PROBLEM:
Quote the records below in full, exactly as given, with the images taken out.

AVAILABLE RECORDS:
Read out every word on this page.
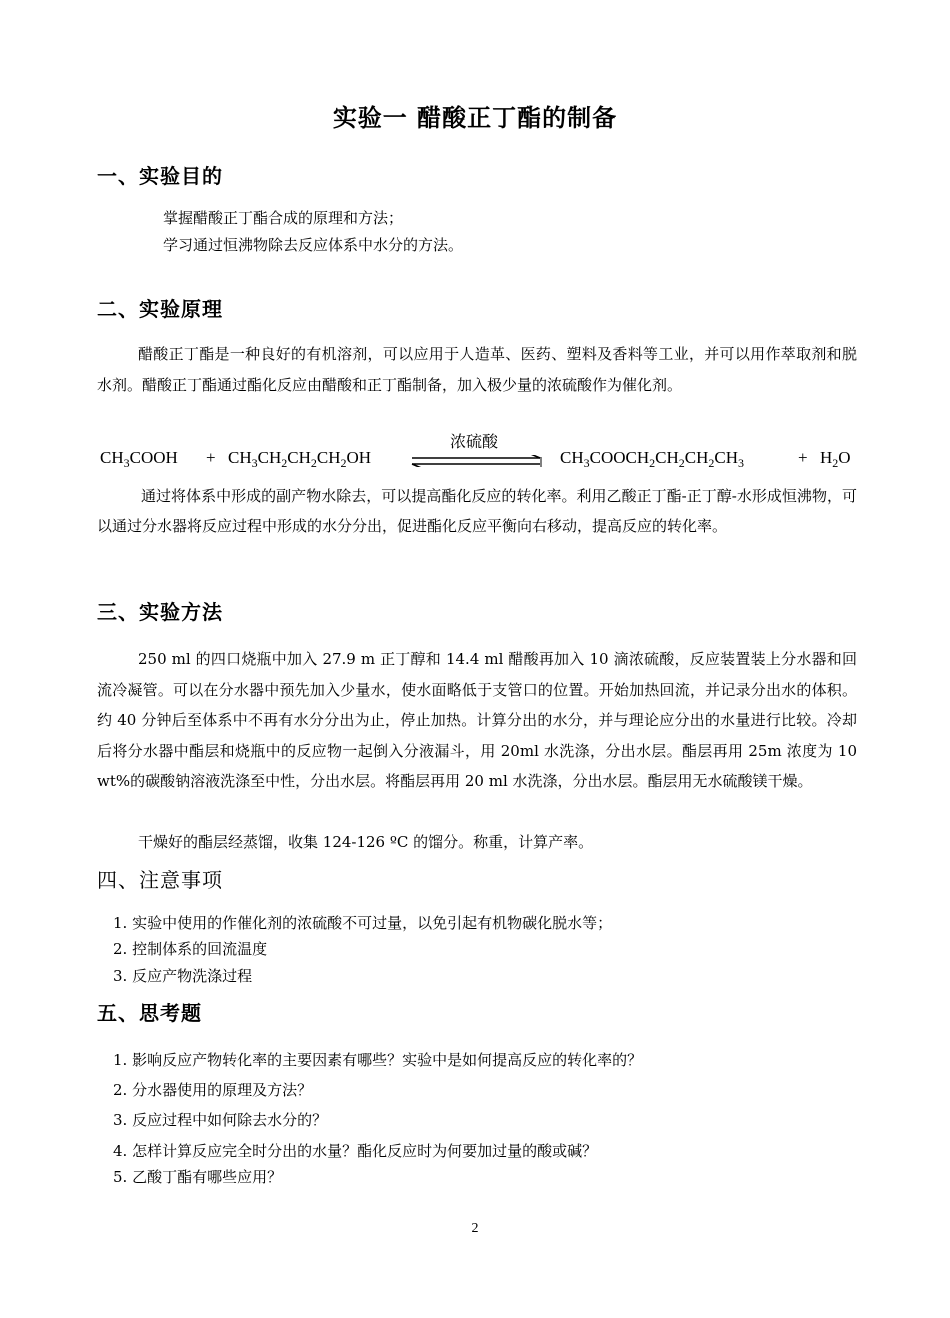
实验一 醋酸正丁酯的制备
一、实验目的
掌握醋酸正丁酯合成的原理和方法；
学习通过恒沸物除去反应体系中水分的方法。
二、实验原理
醋酸正丁酯是一种良好的有机溶剂，可以应用于人造革、医药、塑料及香料等工业，并可以用作萃取剂和脱水剂。醋酸正丁酯通过酯化反应由醋酸和正丁酯制备，加入极少量的浓硫酸作为催化剂。
浓硫酸
$CH_3COOH + CH_3CH_2CH_2CH_2OH$	$CH_3COOCH_2CH_2CH_2CH_3$	+ $H_2O$
通过将体系中形成的副产物水除去，可以提高酯化反应的转化率。利用乙酸正丁酯-正丁醇-水形成恒沸物，可以通过分水器将反应过程中形成的水分分出，促进酯化反应平衡向右移动，提高反应的转化率。
三、实验方法
250 ml 的四口烧瓶中加入 27.9 m 正丁醇和 14.4 ml 醋酸再加入 10 滴浓硫酸，反应装置装上分水器和回流冷凝管。可以在分水器中预先加入少量水，使水面略低于支管口的位置。开始加热回流，并记录分出水的体积。约 40 分钟后至体系中不再有水分分出为止，停止加热。计算分出的水分，并与理论应分出的水量进行比较。冷却后将分水器中酯层和烧瓶中的反应物一起倒入分液漏斗，用 20ml 水洗涤，分出水层。酯层再用 25m 浓度为 10 wt%的碳酸钠溶液洗涤至中性，分出水层。将酯层再用 20 ml 水洗涤，分出水层。酯层用无水硫酸镁干燥。
干燥好的酯层经蒸馏，收集 124-126 ºC 的馏分。称重，计算产率。
四、注意事项
1. 实验中使用的作催化剂的浓硫酸不可过量，以免引起有机物碳化脱水等；
2. 控制体系的回流温度
3. 反应产物洗涤过程
五、思考题
1. 影响反应产物转化率的主要因素有哪些？实验中是如何提高反应的转化率的？
2. 分水器使用的原理及方法？
3. 反应过程中如何除去水分的？
4. 怎样计算反应完全时分出的水量？酯化反应时为何要加过量的酸或碱？
5. 乙酸丁酯有哪些应用？
2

ANSWER TO THE PROBLEM:
Read out every word on this page.
实验一 醋酸正丁酯的制备
一、实验目的
掌握醋酸正丁酯合成的原理和方法；
学习通过恒沸物除去反应体系中水分的方法。
二、实验原理
醋酸正丁酯是一种良好的有机溶剂，可以应用于人造革、医药、塑料及香料等工业，并可以用作萃取剂和脱水剂。醋酸正丁酯通过酯化反应由醋酸和正丁酯制备，加入极少量的浓硫酸作为催化剂。
浓硫酸
$CH_3COOH + CH_3CH_2CH_2CH_2OH$	$CH_3COOCH_2CH_2CH_2CH_3$	+ $H_2O$
通过将体系中形成的副产物水除去，可以提高酯化反应的转化率。利用乙酸正丁酯-正丁醇-水形成恒沸物，可以通过分水器将反应过程中形成的水分分出，促进酯化反应平衡向右移动，提高反应的转化率。
三、实验方法
250 ml 的四口烧瓶中加入 27.9 m 正丁醇和 14.4 ml 醋酸再加入 10 滴浓硫酸，反应装置装上分水器和回流冷凝管。可以在分水器中预先加入少量水，使水面略低于支管口的位置。开始加热回流，并记录分出水的体积。约 40 分钟后至体系中不再有水分分出为止，停止加热。计算分出的水分，并与理论应分出的水量进行比较。冷却后将分水器中酯层和烧瓶中的反应物一起倒入分液漏斗，用 20ml 水洗涤，分出水层。酯层再用 25m 浓度为 10 wt%的碳酸钠溶液洗涤至中性，分出水层。将酯层再用 20 ml 水洗涤，分出水层。酯层用无水硫酸镁干燥。
干燥好的酯层经蒸馏，收集 124-126 ºC 的馏分。称重，计算产率。
四、注意事项
1. 实验中使用的作催化剂的浓硫酸不可过量，以免引起有机物碳化脱水等；
2. 控制体系的回流温度
3. 反应产物洗涤过程
五、思考题
1. 影响反应产物转化率的主要因素有哪些？实验中是如何提高反应的转化率的？
2. 分水器使用的原理及方法？
3. 反应过程中如何除去水分的？
4. 怎样计算反应完全时分出的水量？酯化反应时为何要加过量的酸或碱？
5. 乙酸丁酯有哪些应用？
2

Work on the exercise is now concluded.